Omit all pictures. Copy the rest of the material exactly.

§ Record extracts:
........
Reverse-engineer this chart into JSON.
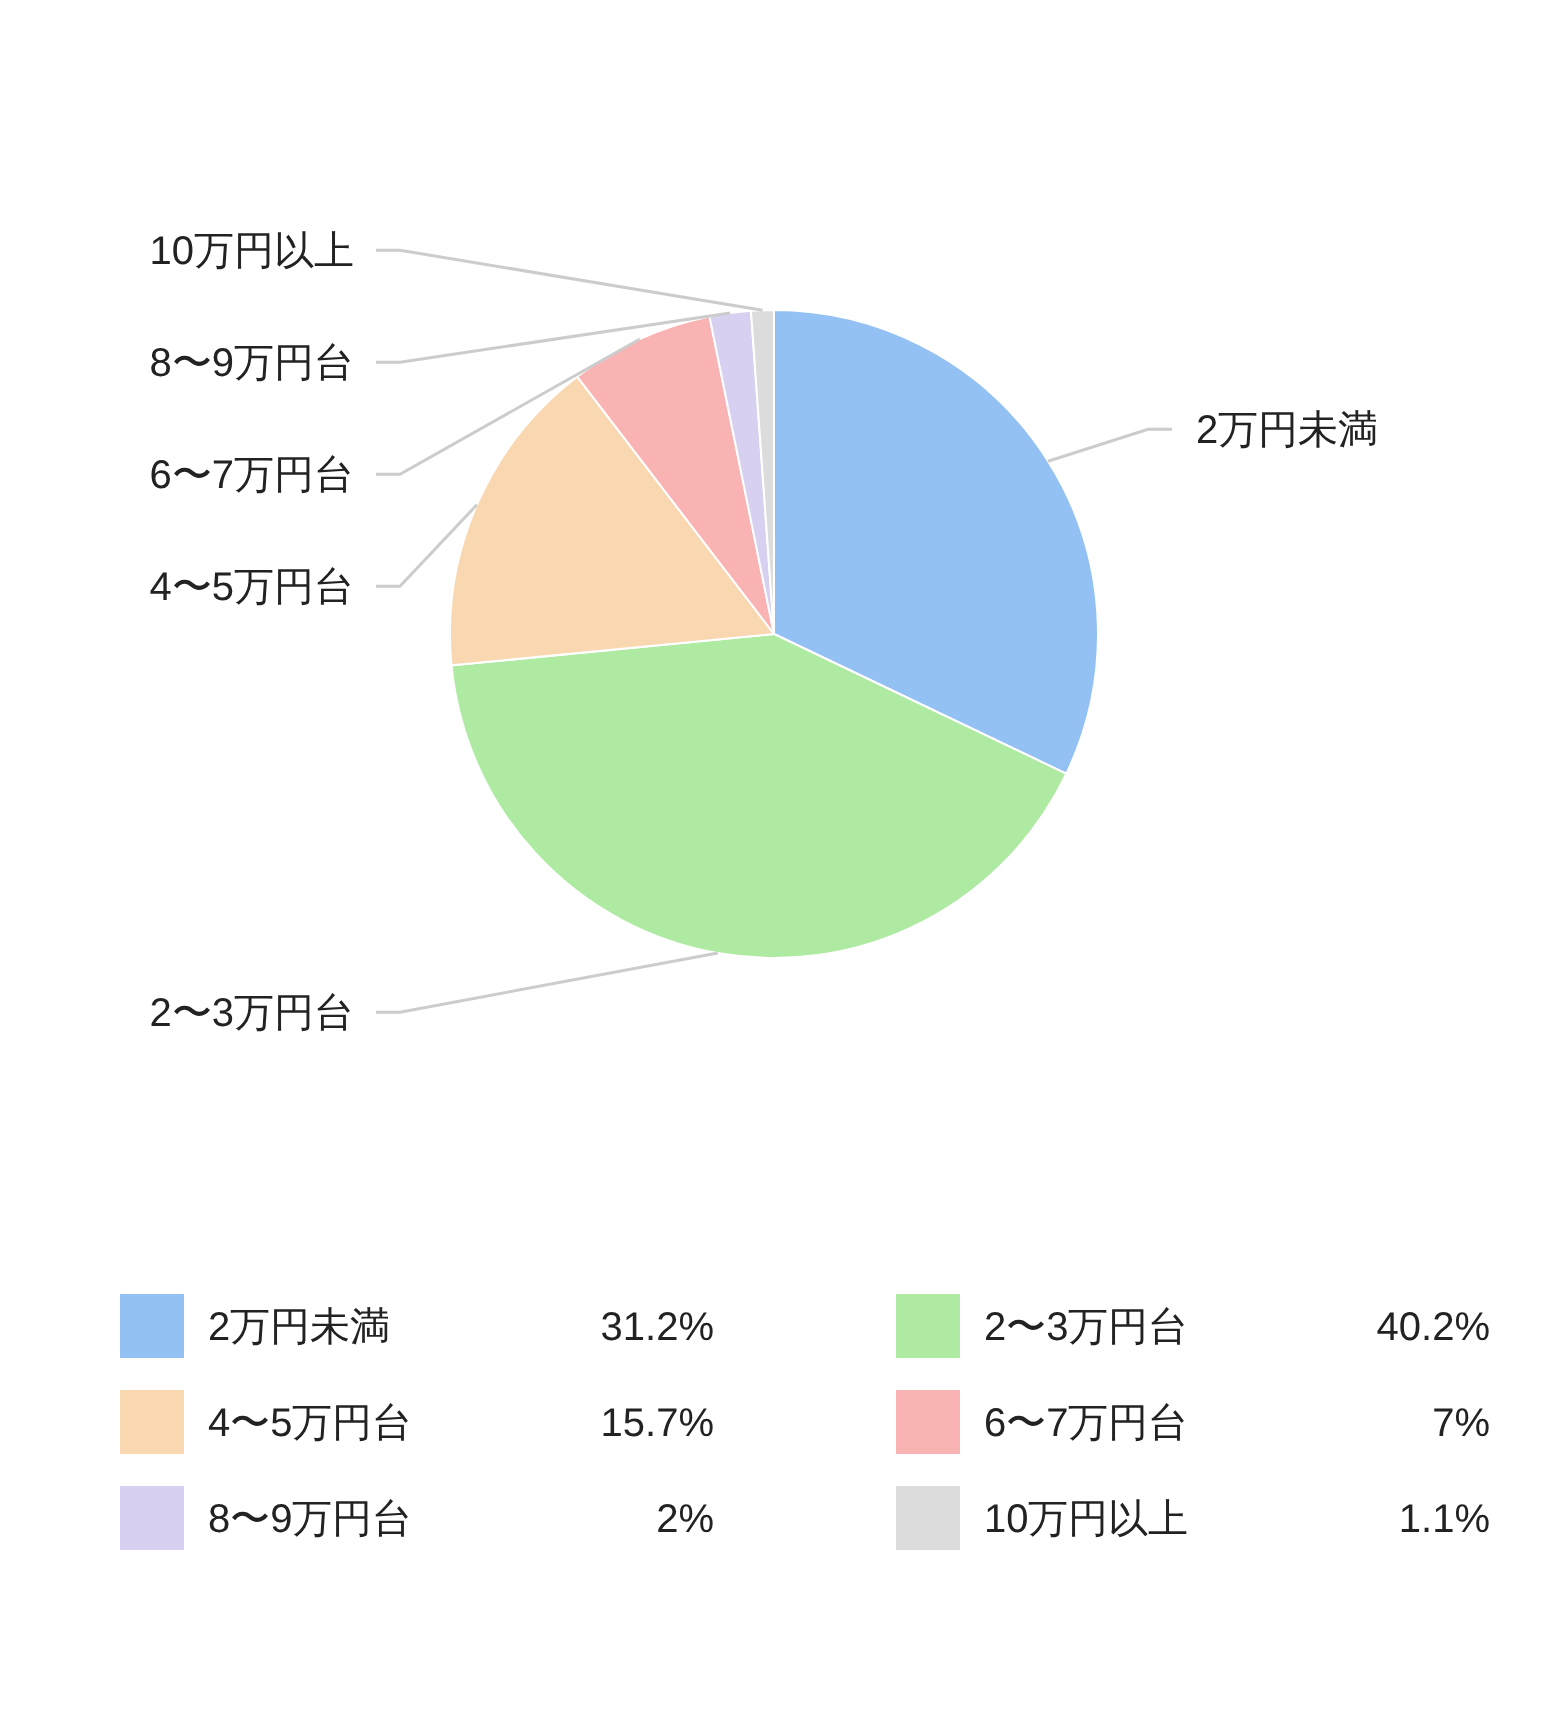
{
  "chart_data": {
    "type": "pie",
    "categories": [
      "2万円未満",
      "2〜3万円台",
      "4〜5万円台",
      "6〜7万円台",
      "8〜9万円台",
      "10万円以上"
    ],
    "values": [
      31.2,
      40.2,
      15.7,
      7,
      2,
      1.1
    ],
    "colors": [
      "#94c1f4",
      "#aeeaa2",
      "#f9d7b1",
      "#f9b3b3",
      "#d7d0f0",
      "#dcdcdc"
    ],
    "value_labels": [
      "31.2%",
      "40.2%",
      "15.7%",
      "7%",
      "2%",
      "1.1%"
    ],
    "legend": "bottom"
  }
}
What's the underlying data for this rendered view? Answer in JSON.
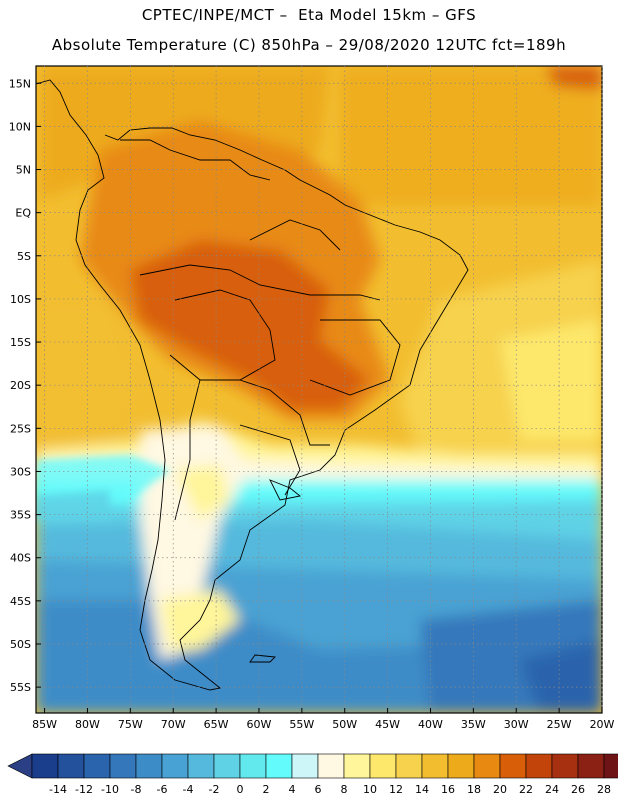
........
§ The reply:
Reverse-engineer this chart into JSON.
{
  "chart_data": {
    "type": "pie",
    "categories": [
      "2万円未満",
      "2〜3万円台",
      "4〜5万円台",
      "6〜7万円台",
      "8〜9万円台",
      "10万円以上"
    ],
    "values": [
      31.2,
      40.2,
      15.7,
      7,
      2,
      1.1
    ],
    "colors": [
      "#94c1f4",
      "#aeeaa2",
      "#f9d7b1",
      "#f9b3b3",
      "#d7d0f0",
      "#dcdcdc"
    ],
    "value_labels": [
      "31.2%",
      "40.2%",
      "15.7%",
      "7%",
      "2%",
      "1.1%"
    ],
    "legend": "bottom"
  }
}
What's the underlying data for this rendered view? Answer in JSON.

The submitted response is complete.